● Task instructions
Send back the entries below exactly as they appear.

● Data provided
************
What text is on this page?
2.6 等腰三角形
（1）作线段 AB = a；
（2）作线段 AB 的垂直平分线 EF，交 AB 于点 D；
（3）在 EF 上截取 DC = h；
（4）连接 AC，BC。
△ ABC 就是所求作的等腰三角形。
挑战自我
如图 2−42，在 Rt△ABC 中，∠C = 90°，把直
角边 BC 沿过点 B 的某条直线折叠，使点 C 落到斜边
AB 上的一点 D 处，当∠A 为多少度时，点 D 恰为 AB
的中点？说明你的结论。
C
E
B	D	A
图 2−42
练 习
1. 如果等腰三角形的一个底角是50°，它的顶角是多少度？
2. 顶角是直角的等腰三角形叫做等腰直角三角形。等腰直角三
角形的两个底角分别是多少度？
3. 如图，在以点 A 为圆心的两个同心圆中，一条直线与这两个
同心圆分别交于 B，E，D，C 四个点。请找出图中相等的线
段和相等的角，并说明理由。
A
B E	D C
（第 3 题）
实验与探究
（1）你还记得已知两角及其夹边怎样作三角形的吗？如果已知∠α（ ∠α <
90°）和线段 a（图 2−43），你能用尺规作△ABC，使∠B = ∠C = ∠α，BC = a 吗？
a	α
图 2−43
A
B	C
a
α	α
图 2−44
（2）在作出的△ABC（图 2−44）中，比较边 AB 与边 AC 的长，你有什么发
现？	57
************
● Correct response
What text is on this page?
2.6 等腰三角形
（1）作线段 AB = a；
（2）作线段 AB 的垂直平分线 EF，交 AB 于点 D；
（3）在 EF 上截取 DC = h；
（4）连接 AC，BC。
△ ABC 就是所求作的等腰三角形。
挑战自我
如图 2−42，在 Rt△ABC 中，∠C = 90°，把直
角边 BC 沿过点 B 的某条直线折叠，使点 C 落到斜边
AB 上的一点 D 处，当∠A 为多少度时，点 D 恰为 AB
的中点？说明你的结论。
C
E
B	D	A
图 2−42
练 习
1. 如果等腰三角形的一个底角是50°，它的顶角是多少度？
2. 顶角是直角的等腰三角形叫做等腰直角三角形。等腰直角三
角形的两个底角分别是多少度？
3. 如图，在以点 A 为圆心的两个同心圆中，一条直线与这两个
同心圆分别交于 B，E，D，C 四个点。请找出图中相等的线
段和相等的角，并说明理由。
A
B E	D C
（第 3 题）
实验与探究
（1）你还记得已知两角及其夹边怎样作三角形的吗？如果已知∠α（ ∠α <
90°）和线段 a（图 2−43），你能用尺规作△ABC，使∠B = ∠C = ∠α，BC = a 吗？
a	α
图 2−43
A
B	C
a
α	α
图 2−44
（2）在作出的△ABC（图 2−44）中，比较边 AB 与边 AC 的长，你有什么发
现？	57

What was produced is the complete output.